• Problems to work on
A - Translate this sentence from the passage on the Warsaw Uprising into Spanish: "It was a brave but doomed endeavour."
B - Pick up the passage on the Warsaw Uprising right after its final sentence and write on from there.

• Passage provided
## Start

In fact the Polish anti-German resistance had secretly been preparing an uprising in Warsaw, and plans were at an advanced stage. Nationalists, far from wanting to welcome the Red Army, hoped to overturn Nazism in Warsaw without Soviet interference. The purpose was to prevent Poland falling prey to the USSR after liberation from Germany. The military organisation was led by the Home Army, and the Warsaw Uprising began on 1 August. It was a brave but doomed endeavour. The Germans brought in the Wehrmacht and steadily the rebels were picked off and defeated. The fighting was over by 2 October.

The Red Army’s lengthy period of recuperation and re-equipment caused much adverse comment both at the time and in subsequent years. The Home Army, while planning to defeat the Germans in Warsaw by Polish efforts, pleaded desperately for Soviet support and received almost nothing. Not that the question of earlier military intervention failed to be raised in Moscow; indeed there had been no angrier discussion in Stavka since before the battle of Kursk. Unfortunately almost nothing is known about who said what until the Warsaw Uprising was over. Zhukov, the military professional, was still arguing the need for a prolonged pause in early October. Molotov took the opposite side, demanding an immediate offensive. Beria made mischief among the disputants, delighting in pitting one member of Stavka against another. Stalin predictably leaned towards Molotov: action was his preference. But Zhukov persisted. Eventually Stalin gave way, albeit with his customary lack of grace.3 Zhukov had won the debate at the expense of piling up problems for his relations with Stalin at the war’s end. The Red Army drew itself up on the eastern bank of the Vistula and stayed put for the rest of the year.

What Stalin said to Zhukov was probably not the full extent of his thinking. The weary condition of the Red Army was only one of the factors to be weighed in the balance. Stalin was already looking for ways to secure political dominance over Poland during and after the war. His experience in the Soviet–Polish War of 1920 had convinced him that Poles were untrustworthy because their patriotism outweighed their class consciousness. ‘Once a Pole, always a Pole’ might have been his motto in dealing with them and their elites. He was determined that whatever Polish state emerged from the débris of the war would stay under the hegemony of the USSR. This meant that the émigré government based in London was to be treated as illegitimate and that any armed organisation formed by the Poles in Poland would be treated likewise. Stalin felt no incentive to handle Poles sympathetically. He had ordered the murder of thousands of captured Polish officers in April 1940 in Katyn forest in Russia. He no more wanted the survival of Poland’s political and military elite than he aimed to preserve the elites in Estonia, Latvia and Lithuania — and he was long practised in the art of solving public problems by means of the physical liquidation of those who embodied them.

## End

(Entries taken from a collection)
## Start

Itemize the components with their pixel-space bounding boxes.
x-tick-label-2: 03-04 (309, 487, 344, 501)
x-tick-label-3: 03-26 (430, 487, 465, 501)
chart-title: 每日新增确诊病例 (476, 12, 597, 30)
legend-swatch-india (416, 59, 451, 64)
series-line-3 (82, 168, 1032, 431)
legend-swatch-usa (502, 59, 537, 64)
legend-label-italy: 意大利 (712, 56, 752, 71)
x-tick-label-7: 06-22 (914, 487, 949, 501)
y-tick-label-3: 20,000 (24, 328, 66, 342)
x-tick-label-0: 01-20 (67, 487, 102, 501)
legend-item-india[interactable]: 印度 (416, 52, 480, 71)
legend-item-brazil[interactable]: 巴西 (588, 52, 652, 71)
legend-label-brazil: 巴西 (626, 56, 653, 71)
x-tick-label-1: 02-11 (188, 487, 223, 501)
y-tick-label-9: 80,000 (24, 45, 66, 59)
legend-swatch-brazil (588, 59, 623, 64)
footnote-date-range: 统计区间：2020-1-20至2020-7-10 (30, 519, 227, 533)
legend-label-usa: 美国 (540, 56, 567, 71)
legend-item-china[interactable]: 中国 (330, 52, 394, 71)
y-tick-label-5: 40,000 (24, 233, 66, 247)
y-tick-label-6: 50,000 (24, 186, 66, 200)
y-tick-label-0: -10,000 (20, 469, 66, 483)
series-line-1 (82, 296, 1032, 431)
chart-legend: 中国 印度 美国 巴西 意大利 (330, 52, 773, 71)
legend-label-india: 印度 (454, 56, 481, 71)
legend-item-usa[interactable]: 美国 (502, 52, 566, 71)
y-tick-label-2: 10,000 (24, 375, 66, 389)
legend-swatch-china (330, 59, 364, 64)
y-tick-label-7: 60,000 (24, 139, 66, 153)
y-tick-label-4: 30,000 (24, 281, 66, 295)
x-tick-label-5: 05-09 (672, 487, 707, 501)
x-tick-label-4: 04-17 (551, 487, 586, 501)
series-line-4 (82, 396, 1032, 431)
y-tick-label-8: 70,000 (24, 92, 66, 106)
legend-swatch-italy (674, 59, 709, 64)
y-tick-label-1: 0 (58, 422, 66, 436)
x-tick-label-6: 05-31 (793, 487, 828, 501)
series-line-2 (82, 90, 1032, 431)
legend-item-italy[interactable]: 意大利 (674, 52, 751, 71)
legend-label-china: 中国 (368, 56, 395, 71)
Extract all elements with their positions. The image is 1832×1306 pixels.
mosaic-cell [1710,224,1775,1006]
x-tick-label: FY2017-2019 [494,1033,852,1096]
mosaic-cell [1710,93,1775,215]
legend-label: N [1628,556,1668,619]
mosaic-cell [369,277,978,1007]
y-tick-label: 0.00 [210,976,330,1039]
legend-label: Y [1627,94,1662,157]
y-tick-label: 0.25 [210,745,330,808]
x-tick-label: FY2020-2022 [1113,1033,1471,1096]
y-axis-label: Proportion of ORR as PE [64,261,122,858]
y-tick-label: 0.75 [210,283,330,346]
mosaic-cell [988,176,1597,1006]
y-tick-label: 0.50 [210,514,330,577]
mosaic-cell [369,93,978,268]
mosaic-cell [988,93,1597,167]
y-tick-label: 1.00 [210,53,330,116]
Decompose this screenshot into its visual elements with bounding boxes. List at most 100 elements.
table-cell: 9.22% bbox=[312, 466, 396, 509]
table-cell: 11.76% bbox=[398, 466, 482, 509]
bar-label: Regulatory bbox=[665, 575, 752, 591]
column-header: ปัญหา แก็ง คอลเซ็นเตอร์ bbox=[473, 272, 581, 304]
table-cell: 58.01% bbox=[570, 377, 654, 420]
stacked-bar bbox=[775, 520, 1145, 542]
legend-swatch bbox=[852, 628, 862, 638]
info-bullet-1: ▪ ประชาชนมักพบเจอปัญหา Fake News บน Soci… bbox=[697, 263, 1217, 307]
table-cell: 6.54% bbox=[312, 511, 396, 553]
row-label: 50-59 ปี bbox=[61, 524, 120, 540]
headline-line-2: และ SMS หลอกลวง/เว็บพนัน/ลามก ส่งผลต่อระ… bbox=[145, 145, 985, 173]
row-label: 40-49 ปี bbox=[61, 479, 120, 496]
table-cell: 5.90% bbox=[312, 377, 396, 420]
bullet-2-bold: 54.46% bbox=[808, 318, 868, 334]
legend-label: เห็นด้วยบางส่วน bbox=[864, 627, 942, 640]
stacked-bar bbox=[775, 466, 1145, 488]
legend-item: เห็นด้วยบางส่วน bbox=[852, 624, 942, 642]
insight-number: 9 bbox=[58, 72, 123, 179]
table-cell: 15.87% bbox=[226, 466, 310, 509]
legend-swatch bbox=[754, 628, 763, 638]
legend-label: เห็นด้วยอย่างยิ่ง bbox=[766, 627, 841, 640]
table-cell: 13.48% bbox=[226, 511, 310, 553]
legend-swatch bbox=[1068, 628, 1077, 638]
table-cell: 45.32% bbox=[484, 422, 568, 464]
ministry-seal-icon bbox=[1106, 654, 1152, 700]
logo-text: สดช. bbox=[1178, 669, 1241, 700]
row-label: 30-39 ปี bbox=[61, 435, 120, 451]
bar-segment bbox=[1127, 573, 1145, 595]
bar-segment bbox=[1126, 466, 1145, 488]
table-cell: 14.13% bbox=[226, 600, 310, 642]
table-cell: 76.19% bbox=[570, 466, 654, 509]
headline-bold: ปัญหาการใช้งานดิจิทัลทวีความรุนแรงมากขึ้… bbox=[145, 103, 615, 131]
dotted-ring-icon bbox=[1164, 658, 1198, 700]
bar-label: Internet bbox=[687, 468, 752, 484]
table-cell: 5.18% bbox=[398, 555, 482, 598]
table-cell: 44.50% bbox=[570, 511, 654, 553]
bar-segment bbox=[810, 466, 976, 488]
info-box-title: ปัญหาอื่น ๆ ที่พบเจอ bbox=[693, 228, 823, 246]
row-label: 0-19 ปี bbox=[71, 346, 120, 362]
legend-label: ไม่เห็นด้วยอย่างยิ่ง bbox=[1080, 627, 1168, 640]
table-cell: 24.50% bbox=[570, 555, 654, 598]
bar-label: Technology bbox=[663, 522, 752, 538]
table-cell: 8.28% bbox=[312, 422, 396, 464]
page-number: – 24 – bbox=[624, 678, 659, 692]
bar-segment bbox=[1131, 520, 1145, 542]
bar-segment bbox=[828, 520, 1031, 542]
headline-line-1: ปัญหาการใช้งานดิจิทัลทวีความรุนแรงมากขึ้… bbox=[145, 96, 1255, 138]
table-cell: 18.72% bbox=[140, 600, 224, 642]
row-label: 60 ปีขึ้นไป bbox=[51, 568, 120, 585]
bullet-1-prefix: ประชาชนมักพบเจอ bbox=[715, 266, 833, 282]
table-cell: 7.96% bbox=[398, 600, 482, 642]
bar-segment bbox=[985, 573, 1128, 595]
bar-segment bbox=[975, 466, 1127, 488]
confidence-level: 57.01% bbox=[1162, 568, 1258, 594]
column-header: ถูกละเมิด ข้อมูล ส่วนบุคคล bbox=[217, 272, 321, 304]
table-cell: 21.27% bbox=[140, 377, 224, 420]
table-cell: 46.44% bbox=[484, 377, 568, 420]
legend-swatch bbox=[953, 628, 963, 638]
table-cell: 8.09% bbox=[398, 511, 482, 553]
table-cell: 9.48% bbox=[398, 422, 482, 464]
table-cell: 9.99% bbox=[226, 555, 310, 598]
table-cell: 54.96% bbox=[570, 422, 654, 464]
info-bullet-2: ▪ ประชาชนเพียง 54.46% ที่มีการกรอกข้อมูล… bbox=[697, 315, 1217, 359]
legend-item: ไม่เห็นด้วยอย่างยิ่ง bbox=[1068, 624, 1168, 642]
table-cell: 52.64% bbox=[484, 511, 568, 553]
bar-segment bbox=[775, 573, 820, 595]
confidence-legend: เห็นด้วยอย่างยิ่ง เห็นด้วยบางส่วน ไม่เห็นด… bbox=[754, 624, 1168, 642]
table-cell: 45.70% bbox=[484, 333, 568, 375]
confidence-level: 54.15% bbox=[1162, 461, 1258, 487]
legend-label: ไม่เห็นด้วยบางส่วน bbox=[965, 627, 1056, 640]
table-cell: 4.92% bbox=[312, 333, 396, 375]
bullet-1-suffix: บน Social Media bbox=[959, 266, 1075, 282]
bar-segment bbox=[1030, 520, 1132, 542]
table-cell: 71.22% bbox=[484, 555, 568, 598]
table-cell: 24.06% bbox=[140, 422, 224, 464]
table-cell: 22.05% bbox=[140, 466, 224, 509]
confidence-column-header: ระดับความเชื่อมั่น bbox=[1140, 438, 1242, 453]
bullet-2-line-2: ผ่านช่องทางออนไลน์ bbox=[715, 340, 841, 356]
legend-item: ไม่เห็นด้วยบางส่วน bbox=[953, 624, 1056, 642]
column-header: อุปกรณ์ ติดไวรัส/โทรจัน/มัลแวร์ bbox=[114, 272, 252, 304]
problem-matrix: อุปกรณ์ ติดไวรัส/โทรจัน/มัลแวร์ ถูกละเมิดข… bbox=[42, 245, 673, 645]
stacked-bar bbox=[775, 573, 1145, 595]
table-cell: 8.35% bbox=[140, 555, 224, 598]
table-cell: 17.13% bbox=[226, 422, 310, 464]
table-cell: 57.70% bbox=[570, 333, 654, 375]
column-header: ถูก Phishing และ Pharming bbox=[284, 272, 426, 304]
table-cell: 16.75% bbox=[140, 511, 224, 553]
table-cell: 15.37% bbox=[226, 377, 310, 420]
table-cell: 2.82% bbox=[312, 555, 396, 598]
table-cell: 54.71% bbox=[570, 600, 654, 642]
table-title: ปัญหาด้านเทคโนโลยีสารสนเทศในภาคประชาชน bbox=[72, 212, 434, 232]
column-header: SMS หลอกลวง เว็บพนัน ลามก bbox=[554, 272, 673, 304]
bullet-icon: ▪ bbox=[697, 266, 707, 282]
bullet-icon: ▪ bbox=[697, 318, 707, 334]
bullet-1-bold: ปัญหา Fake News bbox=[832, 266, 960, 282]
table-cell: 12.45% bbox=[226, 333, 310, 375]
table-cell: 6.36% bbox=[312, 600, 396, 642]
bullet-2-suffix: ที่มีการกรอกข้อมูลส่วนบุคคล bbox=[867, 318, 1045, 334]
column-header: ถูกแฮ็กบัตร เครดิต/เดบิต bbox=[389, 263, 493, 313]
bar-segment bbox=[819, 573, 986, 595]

## End

• Outputs by task
A - Fue un esfuerzo valiente pero condenado al fracaso.

B -
Stalin also had objective strategic reasons for refusing to start an early offensive across the Vistula. Hitler and his commanders in August had treated the Red Army as the most urgent enemy and left the suppression of the Warsaw Uprising to their security units while the Wehrmacht massed by the river to repulse any attempt at a crossing by Rokossovski. The German authorities were confident they could easily suppress Polish insurgents. What was militarily inexcusable in Stalin’s behaviour, however, was his rejection of all Polish pleas for assistance once the Warsaw Uprising had begun on 1 August 1944. Churchill detected the dirty work and rebuked the Kremlin.4 British aircraft based in Italy were dispatched to drop supplies to the Poles. But Stalin was immovable and the Red Army did not budge.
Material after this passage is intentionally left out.